→ **Supplied text**
Platform for computer modeling of collective control

LLMs could provide a platform for modeling collective control.

In a project presented at the same workshop at a major AI conference called ICLR, a group from MIT and Google got OpenAI’s ChatGPT and Google’s Bard to work together by discussing and debating problems. They found that the duo were more likely to converge on a correct solution to problems together than when the bots worked solo. Another recent paper from researchers at UC Berkeley and the University of Michigan showed that having one AI agent review and critique the work of another could allow the supervising bot to upgrade the other agent's code, improving its ability to use a computer's web browser.  

Teams of LLMs can also be prompted to behave in surprisingly humanlike ways. A group from Google, Zhejiang University in China, and the National University of Singapore, found that assigning AI agents distinct personality traits, such as “easy-going” or “overconfident,” can fine-tune their collaborative performance, either positively or negatively.

(Dataset entries)
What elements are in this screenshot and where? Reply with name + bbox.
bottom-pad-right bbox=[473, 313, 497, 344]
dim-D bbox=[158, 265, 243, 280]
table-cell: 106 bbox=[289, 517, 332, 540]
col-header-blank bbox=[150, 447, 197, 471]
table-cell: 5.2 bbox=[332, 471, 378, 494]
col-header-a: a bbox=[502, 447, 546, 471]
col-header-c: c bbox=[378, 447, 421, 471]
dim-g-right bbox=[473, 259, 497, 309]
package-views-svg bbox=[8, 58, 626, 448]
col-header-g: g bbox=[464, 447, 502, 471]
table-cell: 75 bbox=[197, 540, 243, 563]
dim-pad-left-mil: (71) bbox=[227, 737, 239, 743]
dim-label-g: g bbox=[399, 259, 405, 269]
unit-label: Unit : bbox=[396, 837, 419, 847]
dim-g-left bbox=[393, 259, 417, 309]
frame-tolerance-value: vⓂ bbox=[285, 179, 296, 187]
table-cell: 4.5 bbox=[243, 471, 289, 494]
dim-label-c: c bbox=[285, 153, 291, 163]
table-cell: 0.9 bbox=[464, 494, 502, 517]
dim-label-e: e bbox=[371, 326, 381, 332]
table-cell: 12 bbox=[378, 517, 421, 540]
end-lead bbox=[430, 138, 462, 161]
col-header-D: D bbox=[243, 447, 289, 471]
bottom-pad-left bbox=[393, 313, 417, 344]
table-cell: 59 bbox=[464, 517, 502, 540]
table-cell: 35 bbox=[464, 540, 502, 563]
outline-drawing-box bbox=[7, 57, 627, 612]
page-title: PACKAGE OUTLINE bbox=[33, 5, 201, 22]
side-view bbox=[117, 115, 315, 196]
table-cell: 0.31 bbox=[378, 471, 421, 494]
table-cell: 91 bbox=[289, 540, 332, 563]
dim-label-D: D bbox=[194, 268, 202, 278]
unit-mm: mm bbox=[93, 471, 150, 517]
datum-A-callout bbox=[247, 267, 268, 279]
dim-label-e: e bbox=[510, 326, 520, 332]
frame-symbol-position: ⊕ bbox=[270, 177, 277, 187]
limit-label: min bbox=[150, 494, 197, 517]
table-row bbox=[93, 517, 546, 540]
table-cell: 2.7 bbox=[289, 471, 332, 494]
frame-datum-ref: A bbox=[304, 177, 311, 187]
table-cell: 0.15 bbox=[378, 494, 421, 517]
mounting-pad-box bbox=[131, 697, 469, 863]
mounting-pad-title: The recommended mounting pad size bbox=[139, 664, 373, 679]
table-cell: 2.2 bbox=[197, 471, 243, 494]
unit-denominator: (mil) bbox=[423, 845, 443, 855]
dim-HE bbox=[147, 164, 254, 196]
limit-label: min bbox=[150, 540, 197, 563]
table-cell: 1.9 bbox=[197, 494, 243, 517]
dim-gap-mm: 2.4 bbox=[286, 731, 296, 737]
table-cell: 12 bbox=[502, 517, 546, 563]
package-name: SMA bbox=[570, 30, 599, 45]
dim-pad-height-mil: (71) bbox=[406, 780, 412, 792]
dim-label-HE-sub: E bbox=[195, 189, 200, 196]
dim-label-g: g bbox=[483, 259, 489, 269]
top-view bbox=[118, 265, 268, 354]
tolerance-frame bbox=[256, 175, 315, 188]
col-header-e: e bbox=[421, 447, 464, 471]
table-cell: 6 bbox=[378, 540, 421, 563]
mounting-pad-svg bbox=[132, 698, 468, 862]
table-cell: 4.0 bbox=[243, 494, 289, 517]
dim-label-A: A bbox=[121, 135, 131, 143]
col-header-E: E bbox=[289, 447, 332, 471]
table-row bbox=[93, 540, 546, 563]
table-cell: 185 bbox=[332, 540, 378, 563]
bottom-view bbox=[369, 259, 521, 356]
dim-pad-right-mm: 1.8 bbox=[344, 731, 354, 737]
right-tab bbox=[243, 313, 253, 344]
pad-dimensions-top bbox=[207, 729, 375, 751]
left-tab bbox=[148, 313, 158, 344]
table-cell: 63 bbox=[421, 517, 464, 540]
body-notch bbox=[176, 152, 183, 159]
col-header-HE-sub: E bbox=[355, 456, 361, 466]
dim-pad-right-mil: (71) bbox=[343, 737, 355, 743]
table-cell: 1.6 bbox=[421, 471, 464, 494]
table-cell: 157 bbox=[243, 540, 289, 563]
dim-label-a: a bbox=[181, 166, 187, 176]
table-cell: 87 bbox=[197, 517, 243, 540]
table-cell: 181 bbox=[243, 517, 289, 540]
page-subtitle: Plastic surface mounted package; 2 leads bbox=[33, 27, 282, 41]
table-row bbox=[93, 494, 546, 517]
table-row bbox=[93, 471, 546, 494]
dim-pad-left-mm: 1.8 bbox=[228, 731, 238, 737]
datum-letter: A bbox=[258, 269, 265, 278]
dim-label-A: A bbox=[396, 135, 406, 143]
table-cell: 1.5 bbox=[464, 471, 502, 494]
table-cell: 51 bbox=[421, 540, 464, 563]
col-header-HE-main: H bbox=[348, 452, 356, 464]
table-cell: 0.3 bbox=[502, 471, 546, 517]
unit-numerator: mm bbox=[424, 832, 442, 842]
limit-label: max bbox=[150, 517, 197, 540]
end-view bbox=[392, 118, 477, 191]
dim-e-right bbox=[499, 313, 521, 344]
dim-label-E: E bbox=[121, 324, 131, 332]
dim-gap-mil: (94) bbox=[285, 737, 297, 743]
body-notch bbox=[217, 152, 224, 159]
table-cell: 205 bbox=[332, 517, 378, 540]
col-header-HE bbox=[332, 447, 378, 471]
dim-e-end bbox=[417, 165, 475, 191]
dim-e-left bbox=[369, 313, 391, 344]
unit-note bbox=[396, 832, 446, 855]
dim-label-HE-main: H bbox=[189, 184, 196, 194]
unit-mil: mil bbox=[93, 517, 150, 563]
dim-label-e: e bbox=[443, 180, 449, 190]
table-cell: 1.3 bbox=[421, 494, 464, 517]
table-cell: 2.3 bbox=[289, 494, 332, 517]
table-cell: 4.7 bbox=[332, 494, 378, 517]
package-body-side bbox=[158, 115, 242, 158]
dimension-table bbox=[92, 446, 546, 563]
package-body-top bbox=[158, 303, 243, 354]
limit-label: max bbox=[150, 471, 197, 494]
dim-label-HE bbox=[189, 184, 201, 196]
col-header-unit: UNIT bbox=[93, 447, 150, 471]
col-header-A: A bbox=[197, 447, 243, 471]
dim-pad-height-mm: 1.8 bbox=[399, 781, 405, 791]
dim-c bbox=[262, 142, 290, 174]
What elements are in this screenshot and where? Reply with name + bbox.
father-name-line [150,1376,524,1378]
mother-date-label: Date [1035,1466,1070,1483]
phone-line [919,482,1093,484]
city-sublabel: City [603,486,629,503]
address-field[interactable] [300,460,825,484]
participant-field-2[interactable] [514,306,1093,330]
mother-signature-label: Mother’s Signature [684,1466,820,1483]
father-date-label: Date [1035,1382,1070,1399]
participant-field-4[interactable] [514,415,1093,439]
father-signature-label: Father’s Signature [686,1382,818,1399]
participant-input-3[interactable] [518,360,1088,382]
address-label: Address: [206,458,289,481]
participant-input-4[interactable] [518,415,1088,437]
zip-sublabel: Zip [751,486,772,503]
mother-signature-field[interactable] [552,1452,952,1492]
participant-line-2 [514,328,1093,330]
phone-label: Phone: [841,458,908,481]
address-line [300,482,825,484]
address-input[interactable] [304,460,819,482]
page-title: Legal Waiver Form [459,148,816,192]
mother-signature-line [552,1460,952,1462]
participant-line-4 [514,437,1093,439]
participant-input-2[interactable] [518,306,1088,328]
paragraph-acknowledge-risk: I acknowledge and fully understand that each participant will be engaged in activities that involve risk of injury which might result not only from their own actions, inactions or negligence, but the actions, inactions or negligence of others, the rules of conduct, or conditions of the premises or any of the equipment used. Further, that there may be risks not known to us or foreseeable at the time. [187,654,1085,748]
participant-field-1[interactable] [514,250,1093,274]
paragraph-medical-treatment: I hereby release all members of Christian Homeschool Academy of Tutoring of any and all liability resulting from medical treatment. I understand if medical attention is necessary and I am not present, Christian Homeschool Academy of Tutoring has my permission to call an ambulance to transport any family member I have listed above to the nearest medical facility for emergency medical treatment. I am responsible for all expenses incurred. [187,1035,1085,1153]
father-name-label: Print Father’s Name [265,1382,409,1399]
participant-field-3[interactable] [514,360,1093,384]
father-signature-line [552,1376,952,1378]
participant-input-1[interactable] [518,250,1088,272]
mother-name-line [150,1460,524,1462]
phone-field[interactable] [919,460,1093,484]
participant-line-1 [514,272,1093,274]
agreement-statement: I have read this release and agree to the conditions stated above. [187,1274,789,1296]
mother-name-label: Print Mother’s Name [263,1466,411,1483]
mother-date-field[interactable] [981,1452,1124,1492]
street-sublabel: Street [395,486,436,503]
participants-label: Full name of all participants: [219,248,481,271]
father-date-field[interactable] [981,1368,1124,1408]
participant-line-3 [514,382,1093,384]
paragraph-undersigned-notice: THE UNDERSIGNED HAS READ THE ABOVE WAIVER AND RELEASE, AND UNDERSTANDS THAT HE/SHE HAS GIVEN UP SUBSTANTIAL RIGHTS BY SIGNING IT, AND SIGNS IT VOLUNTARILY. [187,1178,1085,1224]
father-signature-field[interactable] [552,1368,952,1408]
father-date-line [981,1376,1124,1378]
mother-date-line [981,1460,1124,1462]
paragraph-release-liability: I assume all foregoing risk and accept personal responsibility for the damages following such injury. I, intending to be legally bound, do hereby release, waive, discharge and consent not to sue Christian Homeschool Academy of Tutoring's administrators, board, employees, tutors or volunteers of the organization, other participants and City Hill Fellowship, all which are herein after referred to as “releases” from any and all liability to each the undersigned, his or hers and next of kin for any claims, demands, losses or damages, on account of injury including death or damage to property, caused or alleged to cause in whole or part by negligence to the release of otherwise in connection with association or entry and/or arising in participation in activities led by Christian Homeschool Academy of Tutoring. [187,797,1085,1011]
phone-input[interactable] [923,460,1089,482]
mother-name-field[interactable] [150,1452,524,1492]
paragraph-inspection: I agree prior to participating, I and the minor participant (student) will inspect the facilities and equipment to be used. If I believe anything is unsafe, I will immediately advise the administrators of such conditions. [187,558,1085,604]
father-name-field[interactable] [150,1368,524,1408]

→ **Tasks to perform**
1. In the passage on collective control, which two chatbots did the group from MIT and Google get to work together?
2. Please reproduce the passage on collective control word for word, starting with "Platform for computer" and going on through "computer's web browser.".

→ **Your written answers**
1. OpenAI's ChatGPT and Google's Bard.

2.
Platform for computer modeling of collective control

LLMs could provide a platform for modeling collective control.

In a project presented at the same workshop at a major AI conference called ICLR, a group from MIT and Google got OpenAI’s ChatGPT and Google’s Bard to work together by discussing and debating problems. They found that the duo were more likely to converge on a correct solution to problems together than when the bots worked solo. Another recent paper from researchers at UC Berkeley and the University of Michigan showed that having one AI agent review and critique the work of another could allow the supervising bot to upgrade the other agent's code, improving its ability to use a computer's web browser.